-- Exercise tasks --
**a)** Answer these questions from the passage on breaking rules, one line each:
(i) What does it say not to skip when welding?
(ii) In which city is the hotel where the writer is working?
(iii) Why are many of the hotel's meeting rooms filled?
**b)** Carry on the passage on breaking rules from the point where it stops.

──────── Given passage

Breaking rules does actually come with rules. The first of which is understanding why they exist in the first place. Some rules are there to keep you safe. Buckle up when you drive. Don't skip the safety goggles when welding. Don't drink and drive. Some guardrails are in place to prevent catastrophe.

Other rules exist to keep things fair. You can't just decide your situation is more important than everyone else's. Don't cut the line because you think your time matters more than other people's. Don't use the carpool lane when you're driving alone because traffic is annoying. Don't park in an accessible parking spot because you'll "just be a minute." Being in a hurry doesn't make you special.

Before you go on a rule-breaking bender, ask yourself this: Are you solving a problem or creating one?

And this line of thinking does come with a caveat: you have to be prepared for your rule-breaking to backfire. Have backup plans. Know what to do if things go sideways. Take full responsibility if your shortcut blows up in your face. Don't leave other people to clean up your mess because you decided to wing it.

As I write this, I am at a hotel in San Francisco. My room is being cleaned and I needed a quiet spot for a meeting and to finish this newsletter. There is a big conference going on so many of the meeting rooms are filled. But I’ve worked enough conferences to know that not every room gets used all the time. So I found a room with no one in it and a big gap in the schedule. I squatted there for my meeting. BUT, I sat right by the exit and warned the people in my meeting I might have to skedaddle if I got kicked out.

────────────────
──────── Extracted entries

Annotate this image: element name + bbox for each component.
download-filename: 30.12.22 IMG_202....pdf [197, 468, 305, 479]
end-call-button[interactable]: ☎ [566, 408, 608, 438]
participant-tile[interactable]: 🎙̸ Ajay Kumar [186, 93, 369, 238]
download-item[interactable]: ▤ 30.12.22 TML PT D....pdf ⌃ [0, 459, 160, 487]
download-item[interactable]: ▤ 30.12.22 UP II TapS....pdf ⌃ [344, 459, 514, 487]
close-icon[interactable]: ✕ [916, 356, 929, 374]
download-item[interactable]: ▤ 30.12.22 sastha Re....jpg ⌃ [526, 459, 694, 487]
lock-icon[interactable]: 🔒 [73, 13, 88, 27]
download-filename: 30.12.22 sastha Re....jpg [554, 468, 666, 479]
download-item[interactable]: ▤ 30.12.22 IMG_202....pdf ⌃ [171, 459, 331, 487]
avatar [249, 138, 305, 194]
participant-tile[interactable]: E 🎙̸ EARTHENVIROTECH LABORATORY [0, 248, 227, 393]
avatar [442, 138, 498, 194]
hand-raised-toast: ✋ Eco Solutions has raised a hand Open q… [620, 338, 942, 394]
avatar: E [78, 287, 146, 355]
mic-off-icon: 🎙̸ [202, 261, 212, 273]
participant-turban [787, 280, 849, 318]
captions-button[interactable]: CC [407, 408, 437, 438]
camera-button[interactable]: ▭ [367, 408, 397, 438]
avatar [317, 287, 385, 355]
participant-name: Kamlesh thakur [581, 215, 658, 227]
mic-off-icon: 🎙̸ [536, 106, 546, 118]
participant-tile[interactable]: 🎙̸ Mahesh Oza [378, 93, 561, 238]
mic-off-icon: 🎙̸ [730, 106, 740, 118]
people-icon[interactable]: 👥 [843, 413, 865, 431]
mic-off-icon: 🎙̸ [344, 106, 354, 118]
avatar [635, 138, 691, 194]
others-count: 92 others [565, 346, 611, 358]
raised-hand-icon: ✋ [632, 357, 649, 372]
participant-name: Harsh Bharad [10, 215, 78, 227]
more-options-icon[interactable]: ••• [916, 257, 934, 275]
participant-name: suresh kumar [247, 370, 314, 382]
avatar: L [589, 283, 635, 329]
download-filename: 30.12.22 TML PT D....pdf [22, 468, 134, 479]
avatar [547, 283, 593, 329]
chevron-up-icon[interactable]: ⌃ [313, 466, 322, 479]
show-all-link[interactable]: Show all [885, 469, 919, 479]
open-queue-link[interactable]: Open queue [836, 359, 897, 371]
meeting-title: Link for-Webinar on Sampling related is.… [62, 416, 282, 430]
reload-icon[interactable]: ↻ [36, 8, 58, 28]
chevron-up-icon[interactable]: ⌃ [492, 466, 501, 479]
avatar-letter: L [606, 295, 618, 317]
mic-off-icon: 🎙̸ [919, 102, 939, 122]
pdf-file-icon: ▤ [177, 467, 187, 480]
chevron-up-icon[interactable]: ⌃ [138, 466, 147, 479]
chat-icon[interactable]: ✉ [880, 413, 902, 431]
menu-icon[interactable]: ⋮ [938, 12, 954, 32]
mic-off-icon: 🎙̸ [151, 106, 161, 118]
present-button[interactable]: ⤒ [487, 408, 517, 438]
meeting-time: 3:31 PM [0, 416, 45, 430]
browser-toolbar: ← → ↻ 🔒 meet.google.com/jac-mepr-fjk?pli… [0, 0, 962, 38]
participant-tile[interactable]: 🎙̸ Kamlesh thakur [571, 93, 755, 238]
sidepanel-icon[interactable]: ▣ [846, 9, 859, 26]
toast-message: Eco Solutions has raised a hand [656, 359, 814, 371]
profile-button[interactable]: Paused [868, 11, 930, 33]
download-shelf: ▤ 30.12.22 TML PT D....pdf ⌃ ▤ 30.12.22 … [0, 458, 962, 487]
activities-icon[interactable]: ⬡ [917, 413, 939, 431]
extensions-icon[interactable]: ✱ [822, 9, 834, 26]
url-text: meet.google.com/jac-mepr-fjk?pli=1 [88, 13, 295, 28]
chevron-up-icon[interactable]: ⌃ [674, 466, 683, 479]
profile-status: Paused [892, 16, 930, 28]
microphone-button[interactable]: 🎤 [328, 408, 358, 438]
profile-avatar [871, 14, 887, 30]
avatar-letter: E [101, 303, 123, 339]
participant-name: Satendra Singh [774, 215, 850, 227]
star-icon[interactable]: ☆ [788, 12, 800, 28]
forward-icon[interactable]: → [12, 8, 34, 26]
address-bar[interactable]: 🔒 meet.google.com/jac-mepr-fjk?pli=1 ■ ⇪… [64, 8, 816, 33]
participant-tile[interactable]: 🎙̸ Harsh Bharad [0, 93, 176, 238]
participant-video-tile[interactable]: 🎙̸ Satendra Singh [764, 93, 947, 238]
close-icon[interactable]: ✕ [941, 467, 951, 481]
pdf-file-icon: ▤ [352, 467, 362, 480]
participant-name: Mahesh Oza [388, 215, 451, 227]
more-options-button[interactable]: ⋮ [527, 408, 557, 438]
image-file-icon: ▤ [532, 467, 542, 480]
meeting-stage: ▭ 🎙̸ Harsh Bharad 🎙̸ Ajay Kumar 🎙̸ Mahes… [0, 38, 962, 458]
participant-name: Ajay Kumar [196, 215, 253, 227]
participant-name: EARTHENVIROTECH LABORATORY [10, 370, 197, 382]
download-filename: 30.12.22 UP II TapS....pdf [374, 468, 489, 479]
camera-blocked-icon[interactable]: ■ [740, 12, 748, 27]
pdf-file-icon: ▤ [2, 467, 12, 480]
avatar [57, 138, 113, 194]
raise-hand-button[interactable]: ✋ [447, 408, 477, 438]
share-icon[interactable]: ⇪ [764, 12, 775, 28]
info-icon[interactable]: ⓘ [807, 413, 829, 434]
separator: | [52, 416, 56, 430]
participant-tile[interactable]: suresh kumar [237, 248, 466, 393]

────────────────

-- Answer set --
**a)**
(i) The safety goggles.
(ii) San Francisco.
(iii) A big conference is going on.

**b)**
Was I supposed to use this room? No. Did it hurt anyone that I did? No. Did I have a plan in case I got the boot? You betcha!

Good rule-breakers don't just hope for the best. They prepare for the worst and make sure they can fix whatever breaks. That's what separates strategic flexibility from just being reckless and hoping nobody notices.

Your Strategic Rule-Bending Playbook

Okay, now that we've covered the guardrails, here's how you can actually put this in motion.

Notice the rules. The first step is developing awareness. Start paying attention to the unwritten rules we all follow without thinking. Social contracts that exist mostly out of habit. Train your brain to recognize when rules are actually in place and ask yourself whether they're serving anyone.

Keep the stakes low. Practice with situations where the worst-case scenario is mild embarrassment. Getting politely asked to leave an empty meeting room won't ruin your day or anyone else's.

Start small. Cut through the empty parking lot instead of driving around the block. Ask about room upgrades when you check into hotels. Refill your fountain drink at restaurants that don't explicitly prohibit it. These aren't life-changing moves, but they're practice rounds for reading situations and trusting your judgment.

Watch the pros. Pay attention to people who consistently get better service, find great parking spots, or somehow get into sold-out events. They've mastered the art of spotting which rules are flexible and which ones aren't. They're the Jedi masters of navigating social systems.

Build relationships. The barista who knows your name is more likely to let you use your expired coupon. The receptionist who knows you're genuinely nice to work with will squeeze you into the schedule when there's a last-minute cancellation. A friendly smile and brief explanation might land you a better table. People are more inclined to go along with creative solutions when they trust you're a decent and reasonable person.

Stay quiet when it works. Don't brag about your clever workarounds. The goal isn't to be known as someone who games the system. Just enjoy the victory and move on.

The goal isn't to become a troublemaker. It's to become someone who can navigate the gap between how things are supposed to work and how they actually need to work.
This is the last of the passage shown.